## Directions for this task
In the data, extract each line that holds the string "схему".
BEGIN Input for this task
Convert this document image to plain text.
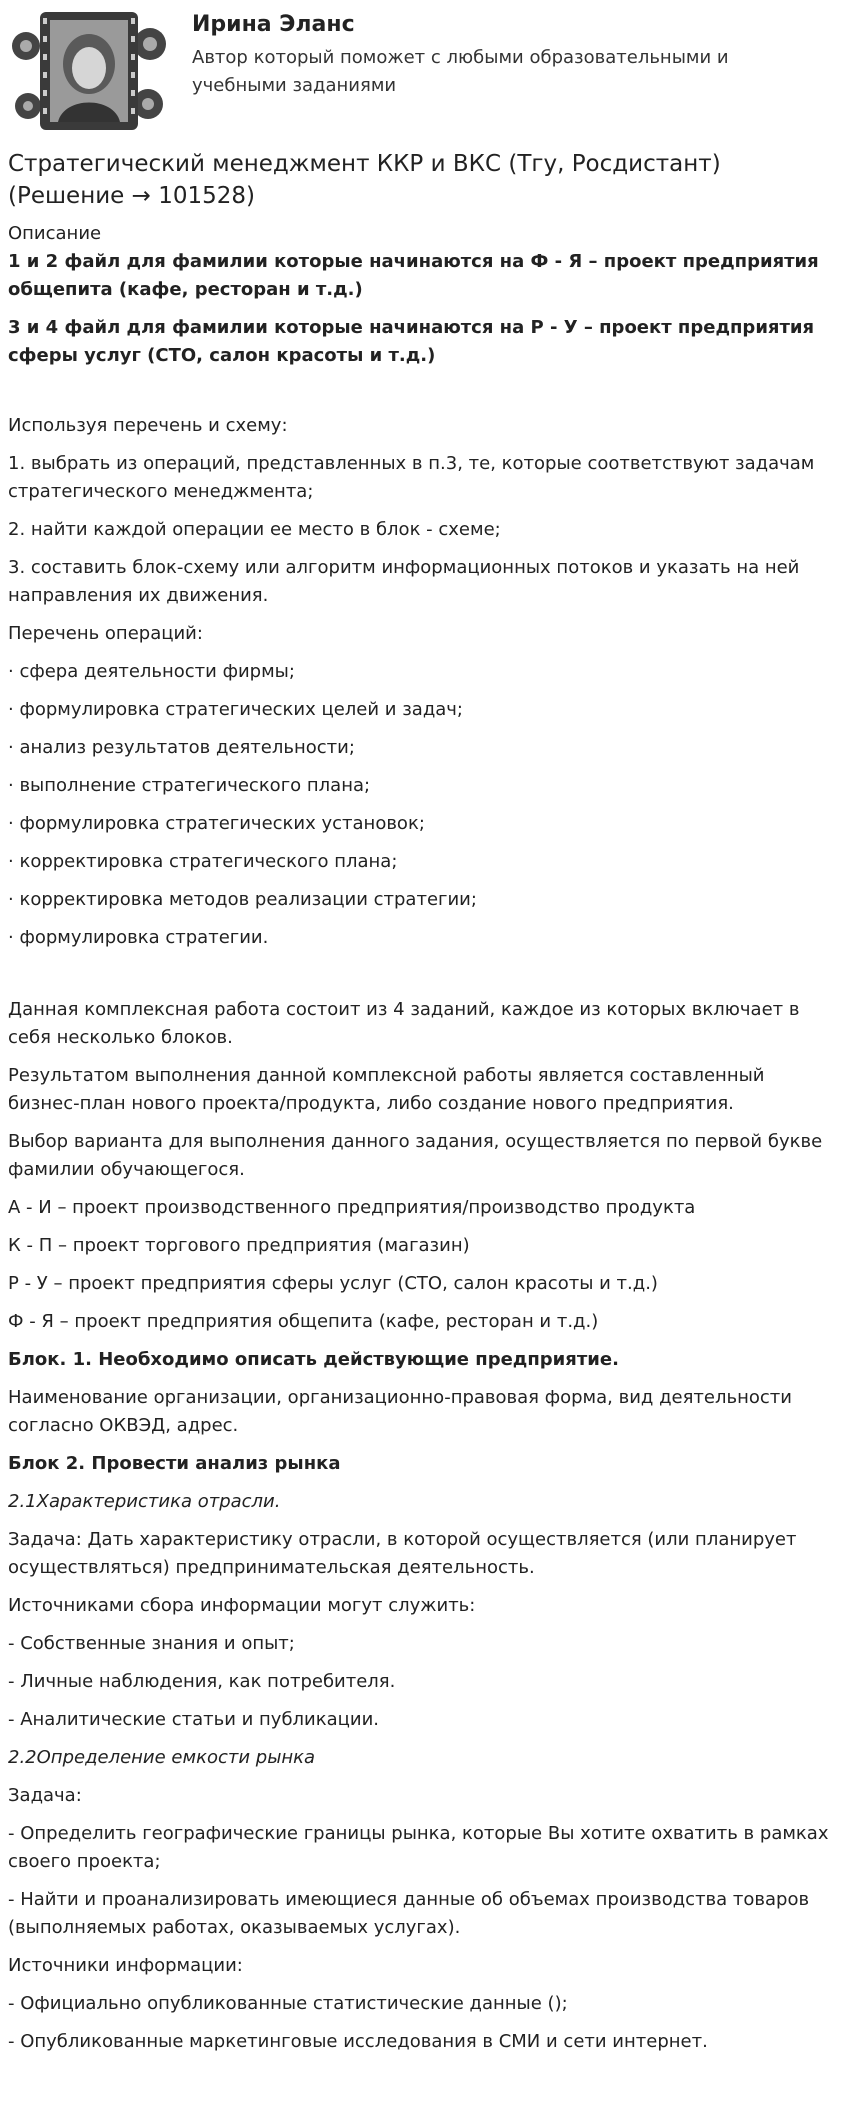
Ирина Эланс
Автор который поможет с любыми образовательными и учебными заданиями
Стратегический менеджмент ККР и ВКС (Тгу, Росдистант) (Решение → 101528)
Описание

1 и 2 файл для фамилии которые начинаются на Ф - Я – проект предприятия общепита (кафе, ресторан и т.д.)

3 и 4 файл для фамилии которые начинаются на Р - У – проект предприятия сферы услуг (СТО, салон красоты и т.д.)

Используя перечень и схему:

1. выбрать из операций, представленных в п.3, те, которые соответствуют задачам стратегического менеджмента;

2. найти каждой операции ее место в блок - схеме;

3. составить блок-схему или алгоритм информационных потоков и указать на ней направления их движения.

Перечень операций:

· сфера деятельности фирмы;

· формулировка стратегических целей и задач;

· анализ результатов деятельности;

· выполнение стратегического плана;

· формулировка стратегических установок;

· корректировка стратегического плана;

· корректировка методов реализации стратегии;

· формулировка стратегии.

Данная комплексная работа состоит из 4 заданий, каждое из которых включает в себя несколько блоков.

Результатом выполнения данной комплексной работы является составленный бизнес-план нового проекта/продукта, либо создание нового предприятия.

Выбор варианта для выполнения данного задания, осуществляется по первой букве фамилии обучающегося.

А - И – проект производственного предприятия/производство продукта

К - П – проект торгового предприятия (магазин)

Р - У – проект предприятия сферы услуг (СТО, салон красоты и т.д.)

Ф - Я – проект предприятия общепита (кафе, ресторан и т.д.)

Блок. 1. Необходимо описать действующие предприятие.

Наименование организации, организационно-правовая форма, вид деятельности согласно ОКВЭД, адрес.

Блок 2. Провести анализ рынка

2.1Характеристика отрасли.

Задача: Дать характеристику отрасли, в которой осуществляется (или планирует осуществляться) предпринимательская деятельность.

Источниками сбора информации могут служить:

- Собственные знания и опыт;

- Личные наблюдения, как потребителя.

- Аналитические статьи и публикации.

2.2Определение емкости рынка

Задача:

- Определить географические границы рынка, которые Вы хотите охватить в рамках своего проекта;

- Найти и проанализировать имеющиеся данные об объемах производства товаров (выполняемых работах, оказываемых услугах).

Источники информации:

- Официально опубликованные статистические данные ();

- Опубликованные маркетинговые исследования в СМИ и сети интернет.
END Input for this task
## Final answer
Используя перечень и схему:
3. составить блок-схему или алгоритм информационных потоков и указать на ней направления их движения.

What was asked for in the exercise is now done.